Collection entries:

━━━━━━━━━━━━━━━━━━━━━━━━━━━━━━

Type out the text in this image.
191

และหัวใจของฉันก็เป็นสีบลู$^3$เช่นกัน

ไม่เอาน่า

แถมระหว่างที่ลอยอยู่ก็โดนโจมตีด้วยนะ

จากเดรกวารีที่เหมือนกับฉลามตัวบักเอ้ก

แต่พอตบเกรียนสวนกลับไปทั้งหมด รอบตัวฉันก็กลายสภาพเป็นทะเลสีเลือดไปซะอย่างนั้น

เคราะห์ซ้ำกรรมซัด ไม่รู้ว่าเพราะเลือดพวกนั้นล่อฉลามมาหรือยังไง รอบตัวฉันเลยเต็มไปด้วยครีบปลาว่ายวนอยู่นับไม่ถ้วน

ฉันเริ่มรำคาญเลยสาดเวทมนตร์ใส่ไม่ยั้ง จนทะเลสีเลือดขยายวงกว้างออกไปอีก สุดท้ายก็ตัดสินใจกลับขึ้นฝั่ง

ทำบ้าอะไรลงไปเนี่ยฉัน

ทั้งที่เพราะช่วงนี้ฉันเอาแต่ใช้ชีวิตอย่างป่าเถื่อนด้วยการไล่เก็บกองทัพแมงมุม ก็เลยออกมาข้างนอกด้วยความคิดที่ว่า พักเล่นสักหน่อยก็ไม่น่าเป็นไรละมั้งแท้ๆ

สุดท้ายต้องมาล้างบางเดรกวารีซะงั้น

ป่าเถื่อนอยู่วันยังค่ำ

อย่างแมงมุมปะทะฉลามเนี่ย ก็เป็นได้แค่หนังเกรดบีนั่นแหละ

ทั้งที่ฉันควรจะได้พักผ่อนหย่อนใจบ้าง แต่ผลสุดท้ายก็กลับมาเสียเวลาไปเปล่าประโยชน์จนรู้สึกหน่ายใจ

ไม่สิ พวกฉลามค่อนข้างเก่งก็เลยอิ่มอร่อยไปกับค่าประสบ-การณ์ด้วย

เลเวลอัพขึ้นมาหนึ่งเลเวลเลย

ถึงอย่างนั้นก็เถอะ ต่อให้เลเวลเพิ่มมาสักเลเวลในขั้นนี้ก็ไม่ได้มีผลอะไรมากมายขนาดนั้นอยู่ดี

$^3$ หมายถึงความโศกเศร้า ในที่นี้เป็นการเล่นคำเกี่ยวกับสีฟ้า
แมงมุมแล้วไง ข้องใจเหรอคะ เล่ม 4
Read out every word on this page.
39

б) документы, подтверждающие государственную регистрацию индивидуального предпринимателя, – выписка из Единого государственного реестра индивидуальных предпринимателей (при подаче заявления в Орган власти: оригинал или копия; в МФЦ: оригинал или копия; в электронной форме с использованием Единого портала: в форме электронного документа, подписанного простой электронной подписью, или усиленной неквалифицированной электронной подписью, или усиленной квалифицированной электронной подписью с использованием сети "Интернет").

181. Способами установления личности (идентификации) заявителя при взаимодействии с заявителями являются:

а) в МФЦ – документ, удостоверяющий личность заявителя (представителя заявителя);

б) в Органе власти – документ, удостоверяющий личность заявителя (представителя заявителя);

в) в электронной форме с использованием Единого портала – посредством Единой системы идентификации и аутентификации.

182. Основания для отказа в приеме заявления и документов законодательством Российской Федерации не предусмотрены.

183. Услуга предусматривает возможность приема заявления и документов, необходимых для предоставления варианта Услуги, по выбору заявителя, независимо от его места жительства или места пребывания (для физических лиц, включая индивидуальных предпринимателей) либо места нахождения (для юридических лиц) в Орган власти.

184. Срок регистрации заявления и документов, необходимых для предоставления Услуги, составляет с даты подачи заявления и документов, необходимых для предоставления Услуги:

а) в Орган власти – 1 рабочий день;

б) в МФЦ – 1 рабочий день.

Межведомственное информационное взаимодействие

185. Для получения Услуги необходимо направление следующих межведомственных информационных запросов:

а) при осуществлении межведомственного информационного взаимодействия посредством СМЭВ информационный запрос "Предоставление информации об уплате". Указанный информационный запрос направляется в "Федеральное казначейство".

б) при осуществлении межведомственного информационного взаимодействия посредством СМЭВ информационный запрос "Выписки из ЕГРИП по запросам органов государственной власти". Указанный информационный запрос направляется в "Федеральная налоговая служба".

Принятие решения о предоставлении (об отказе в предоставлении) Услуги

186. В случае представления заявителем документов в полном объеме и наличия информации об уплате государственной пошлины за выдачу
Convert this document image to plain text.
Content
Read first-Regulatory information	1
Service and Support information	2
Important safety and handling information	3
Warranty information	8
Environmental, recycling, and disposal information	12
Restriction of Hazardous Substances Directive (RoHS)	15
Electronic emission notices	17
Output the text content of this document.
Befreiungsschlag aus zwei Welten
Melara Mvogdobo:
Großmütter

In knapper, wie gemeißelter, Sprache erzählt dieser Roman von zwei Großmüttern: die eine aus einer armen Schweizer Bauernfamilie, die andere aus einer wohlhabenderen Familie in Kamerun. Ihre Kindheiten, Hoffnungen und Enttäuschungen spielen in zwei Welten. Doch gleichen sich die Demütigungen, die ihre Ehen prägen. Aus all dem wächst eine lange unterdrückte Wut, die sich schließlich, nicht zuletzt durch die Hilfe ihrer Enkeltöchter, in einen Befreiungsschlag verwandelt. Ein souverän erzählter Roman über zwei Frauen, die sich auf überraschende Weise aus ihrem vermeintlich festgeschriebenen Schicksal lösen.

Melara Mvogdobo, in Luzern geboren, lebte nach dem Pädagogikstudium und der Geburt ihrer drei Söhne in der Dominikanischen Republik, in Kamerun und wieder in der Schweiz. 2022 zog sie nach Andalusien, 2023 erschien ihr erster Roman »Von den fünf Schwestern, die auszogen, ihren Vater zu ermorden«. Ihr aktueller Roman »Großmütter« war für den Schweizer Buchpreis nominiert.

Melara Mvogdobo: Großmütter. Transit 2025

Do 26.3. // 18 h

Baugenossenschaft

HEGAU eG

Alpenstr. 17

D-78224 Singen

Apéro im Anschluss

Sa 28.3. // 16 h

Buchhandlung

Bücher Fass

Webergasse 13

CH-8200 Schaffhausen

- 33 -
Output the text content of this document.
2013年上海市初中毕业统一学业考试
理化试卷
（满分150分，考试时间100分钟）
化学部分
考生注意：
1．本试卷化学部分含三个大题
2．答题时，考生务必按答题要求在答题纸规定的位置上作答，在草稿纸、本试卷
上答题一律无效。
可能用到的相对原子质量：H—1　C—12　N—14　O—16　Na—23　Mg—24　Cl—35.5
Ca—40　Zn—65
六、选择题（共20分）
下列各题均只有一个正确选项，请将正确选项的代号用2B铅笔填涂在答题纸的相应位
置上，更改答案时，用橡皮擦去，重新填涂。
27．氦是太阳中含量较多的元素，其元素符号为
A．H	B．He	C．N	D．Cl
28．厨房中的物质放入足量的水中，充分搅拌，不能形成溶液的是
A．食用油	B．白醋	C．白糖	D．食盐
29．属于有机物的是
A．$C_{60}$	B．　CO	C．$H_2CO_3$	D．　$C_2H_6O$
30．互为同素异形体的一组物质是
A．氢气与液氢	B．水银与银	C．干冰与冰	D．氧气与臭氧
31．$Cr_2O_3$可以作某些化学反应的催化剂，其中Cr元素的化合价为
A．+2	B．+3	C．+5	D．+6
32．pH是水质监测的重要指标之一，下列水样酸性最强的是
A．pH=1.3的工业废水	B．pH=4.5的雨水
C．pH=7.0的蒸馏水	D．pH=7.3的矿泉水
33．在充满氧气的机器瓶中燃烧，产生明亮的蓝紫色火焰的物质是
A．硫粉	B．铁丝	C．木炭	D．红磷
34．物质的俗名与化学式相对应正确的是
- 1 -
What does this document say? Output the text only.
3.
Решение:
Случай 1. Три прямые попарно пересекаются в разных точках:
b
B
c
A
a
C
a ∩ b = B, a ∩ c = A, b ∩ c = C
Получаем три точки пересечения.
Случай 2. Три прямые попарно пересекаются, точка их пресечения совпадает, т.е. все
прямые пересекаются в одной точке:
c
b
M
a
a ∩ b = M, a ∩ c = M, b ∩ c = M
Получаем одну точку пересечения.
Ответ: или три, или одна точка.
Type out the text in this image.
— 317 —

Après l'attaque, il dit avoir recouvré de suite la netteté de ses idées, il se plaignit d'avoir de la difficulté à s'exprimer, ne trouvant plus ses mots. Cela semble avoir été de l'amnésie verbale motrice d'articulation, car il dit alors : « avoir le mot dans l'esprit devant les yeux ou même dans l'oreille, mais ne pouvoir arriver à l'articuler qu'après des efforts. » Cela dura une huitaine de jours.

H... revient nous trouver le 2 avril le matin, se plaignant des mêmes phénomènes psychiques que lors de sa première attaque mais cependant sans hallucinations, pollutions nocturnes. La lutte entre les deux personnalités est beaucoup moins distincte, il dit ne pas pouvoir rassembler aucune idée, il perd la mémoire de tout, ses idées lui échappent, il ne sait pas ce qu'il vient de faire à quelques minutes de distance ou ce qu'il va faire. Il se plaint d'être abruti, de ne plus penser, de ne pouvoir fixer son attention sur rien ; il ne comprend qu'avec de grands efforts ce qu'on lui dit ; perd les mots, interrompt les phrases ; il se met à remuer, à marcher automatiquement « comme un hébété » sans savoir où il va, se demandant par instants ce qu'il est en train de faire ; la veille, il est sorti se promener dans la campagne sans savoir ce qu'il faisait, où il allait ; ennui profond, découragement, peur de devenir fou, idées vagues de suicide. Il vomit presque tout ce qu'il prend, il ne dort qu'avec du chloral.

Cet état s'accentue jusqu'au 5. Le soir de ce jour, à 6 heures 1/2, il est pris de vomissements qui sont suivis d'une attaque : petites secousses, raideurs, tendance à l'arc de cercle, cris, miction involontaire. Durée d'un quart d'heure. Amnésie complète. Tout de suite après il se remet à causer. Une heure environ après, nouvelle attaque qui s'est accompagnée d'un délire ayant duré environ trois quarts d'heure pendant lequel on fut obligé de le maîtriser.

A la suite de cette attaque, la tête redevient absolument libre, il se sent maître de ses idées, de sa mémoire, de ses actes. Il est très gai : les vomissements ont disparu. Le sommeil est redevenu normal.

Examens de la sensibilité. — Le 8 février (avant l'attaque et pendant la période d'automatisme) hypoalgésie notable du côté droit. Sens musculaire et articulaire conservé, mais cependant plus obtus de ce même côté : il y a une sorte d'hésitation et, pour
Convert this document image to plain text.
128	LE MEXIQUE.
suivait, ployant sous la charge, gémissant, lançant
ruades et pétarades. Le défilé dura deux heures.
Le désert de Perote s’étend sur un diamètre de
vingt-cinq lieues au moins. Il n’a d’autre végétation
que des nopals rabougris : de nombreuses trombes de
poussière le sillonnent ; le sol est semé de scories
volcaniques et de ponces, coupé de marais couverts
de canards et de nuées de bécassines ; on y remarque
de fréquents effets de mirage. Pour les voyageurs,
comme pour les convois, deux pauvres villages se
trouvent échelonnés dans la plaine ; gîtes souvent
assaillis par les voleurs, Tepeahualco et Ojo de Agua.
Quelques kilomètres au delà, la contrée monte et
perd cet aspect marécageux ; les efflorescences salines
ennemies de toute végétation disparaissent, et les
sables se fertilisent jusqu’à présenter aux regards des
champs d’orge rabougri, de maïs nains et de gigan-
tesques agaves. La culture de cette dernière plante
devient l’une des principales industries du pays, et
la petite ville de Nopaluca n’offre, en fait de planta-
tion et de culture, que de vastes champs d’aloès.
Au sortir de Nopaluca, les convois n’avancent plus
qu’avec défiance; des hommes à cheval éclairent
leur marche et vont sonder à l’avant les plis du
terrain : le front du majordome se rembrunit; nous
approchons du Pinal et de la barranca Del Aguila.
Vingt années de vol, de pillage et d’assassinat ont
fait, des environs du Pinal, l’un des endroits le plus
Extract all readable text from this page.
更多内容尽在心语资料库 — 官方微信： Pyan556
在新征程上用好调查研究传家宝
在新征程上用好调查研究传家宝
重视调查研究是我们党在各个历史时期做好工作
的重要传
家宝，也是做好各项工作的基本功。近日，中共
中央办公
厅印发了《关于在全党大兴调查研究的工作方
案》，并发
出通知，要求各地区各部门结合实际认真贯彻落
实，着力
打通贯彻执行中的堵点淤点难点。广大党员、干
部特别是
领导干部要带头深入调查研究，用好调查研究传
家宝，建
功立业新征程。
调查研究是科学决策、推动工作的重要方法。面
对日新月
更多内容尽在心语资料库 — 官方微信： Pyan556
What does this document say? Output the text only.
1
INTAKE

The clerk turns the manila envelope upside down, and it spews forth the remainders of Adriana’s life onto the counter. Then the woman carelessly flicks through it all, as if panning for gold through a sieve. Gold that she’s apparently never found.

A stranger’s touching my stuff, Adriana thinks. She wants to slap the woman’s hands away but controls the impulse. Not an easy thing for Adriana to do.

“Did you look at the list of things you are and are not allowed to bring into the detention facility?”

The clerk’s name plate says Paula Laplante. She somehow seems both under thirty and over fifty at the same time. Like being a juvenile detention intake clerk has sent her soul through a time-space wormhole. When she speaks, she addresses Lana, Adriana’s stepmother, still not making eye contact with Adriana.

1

━━━━━━━━━━━━━━━━━━━━━━━━━━━━━━

The problem - From the listing above, copy all lines holding the word "Случай".

Response -
Случай 1. Три прямые попарно пересекаются в разных точках:
Случай 2. Три прямые попарно пересекаются, точка их пресечения совпадает, т.е. все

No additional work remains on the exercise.